**GIVEN PROBLEM:** Repeat word for word the lines from the one holding "What's the underlying" through the end, both ends included, and leave out every picture.
-- Begin EXERCISE MATERIAL --
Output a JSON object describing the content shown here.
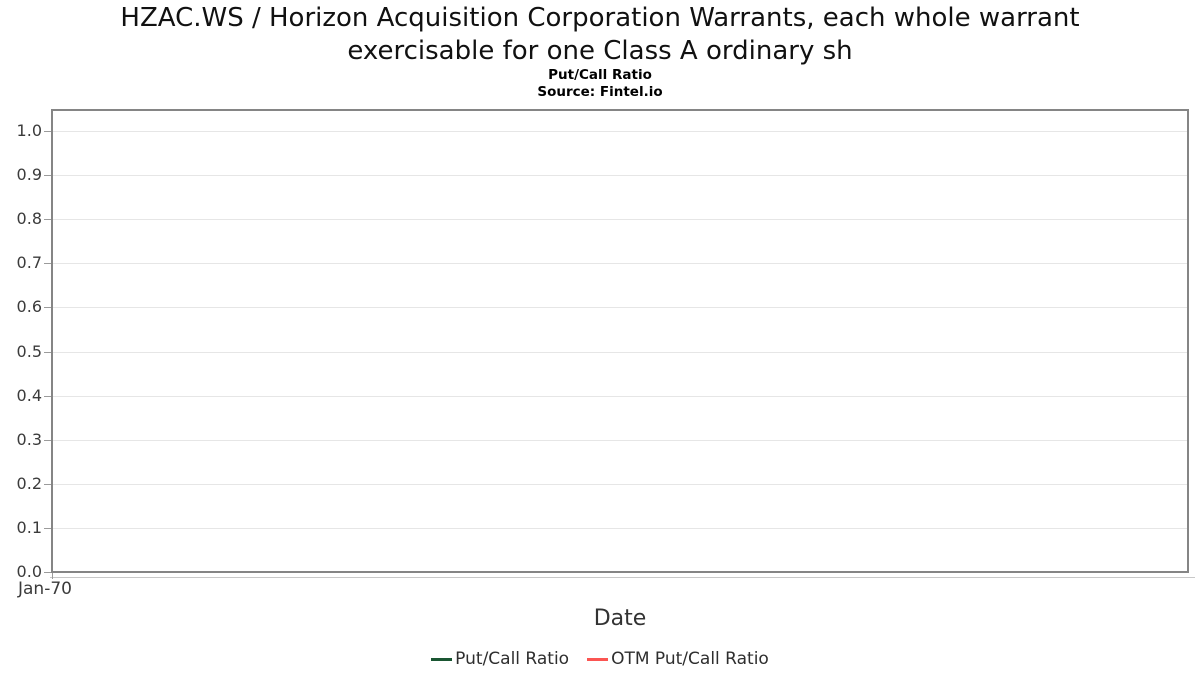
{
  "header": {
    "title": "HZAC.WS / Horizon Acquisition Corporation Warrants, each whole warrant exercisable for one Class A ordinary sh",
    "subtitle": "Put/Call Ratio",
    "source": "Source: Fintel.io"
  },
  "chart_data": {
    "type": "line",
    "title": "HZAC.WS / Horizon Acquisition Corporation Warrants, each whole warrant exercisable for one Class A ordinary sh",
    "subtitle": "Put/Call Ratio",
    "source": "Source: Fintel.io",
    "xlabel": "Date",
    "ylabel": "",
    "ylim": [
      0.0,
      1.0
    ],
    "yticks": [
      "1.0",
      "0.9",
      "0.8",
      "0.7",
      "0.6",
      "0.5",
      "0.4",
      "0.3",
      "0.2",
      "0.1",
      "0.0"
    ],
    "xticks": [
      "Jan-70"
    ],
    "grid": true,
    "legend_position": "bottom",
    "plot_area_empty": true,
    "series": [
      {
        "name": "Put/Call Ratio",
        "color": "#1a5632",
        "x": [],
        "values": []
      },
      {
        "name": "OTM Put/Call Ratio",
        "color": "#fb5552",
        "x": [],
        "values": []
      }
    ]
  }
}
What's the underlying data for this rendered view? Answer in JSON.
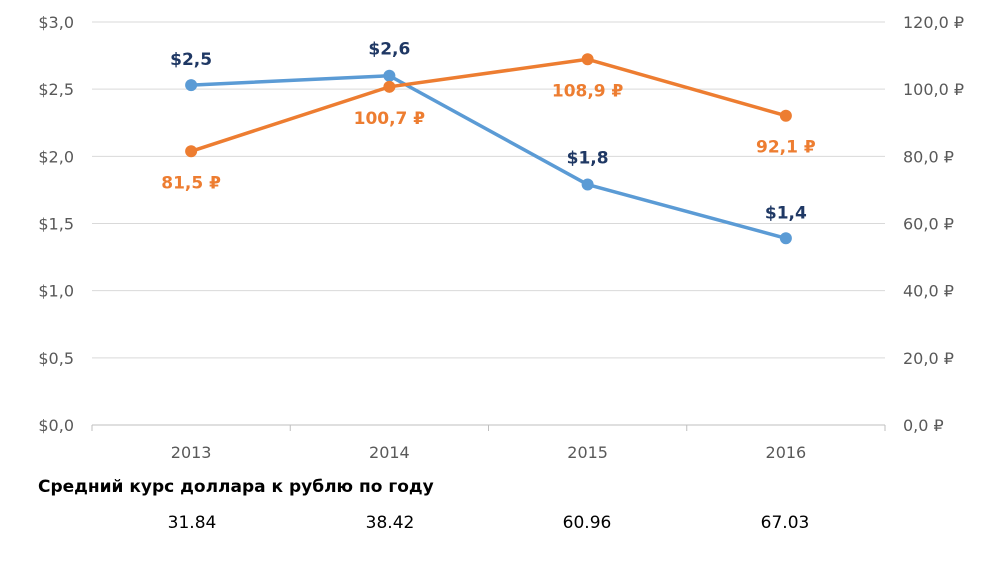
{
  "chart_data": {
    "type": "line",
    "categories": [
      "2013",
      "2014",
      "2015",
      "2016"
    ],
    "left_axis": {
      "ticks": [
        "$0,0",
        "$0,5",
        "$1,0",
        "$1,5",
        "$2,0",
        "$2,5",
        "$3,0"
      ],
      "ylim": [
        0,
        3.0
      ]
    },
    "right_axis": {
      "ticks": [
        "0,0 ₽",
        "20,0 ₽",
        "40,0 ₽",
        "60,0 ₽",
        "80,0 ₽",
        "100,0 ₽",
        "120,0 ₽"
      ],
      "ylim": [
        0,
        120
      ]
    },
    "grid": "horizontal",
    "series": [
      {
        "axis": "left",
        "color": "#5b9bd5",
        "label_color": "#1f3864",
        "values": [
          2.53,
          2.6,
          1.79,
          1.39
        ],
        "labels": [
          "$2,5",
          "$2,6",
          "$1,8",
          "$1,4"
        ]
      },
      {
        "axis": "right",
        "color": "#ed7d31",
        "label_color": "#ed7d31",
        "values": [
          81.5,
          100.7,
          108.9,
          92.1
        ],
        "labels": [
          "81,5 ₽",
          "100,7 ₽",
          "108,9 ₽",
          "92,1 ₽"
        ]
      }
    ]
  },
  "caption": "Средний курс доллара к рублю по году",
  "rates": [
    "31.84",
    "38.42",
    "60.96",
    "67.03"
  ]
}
-- End EXERCISE MATERIAL --
**THE SOLUTION:**
What's the underlying data for this rendered view? Answer in JSON.
{
  "chart_data": {
    "type": "line",
    "categories": [
      "2013",
      "2014",
      "2015",
      "2016"
    ],
    "left_axis": {
      "ticks": [
        "$0,0",
        "$0,5",
        "$1,0",
        "$1,5",
        "$2,0",
        "$2,5",
        "$3,0"
      ],
      "ylim": [
        0,
        3.0
      ]
    },
    "right_axis": {
      "ticks": [
        "0,0 ₽",
        "20,0 ₽",
        "40,0 ₽",
        "60,0 ₽",
        "80,0 ₽",
        "100,0 ₽",
        "120,0 ₽"
      ],
      "ylim": [
        0,
        120
      ]
    },
    "grid": "horizontal",
    "series": [
      {
        "axis": "left",
        "color": "#5b9bd5",
        "label_color": "#1f3864",
        "values": [
          2.53,
          2.6,
          1.79,
          1.39
        ],
        "labels": [
          "$2,5",
          "$2,6",
          "$1,8",
          "$1,4"
        ]
      },
      {
        "axis": "right",
        "color": "#ed7d31",
        "label_color": "#ed7d31",
        "values": [
          81.5,
          100.7,
          108.9,
          92.1
        ],
        "labels": [
          "81,5 ₽",
          "100,7 ₽",
          "108,9 ₽",
          "92,1 ₽"
        ]
      }
    ]
  },
  "caption": "Средний курс доллара к рублю по году",
  "rates": [
    "31.84",
    "38.42",
    "60.96",
    "67.03"
  ]
}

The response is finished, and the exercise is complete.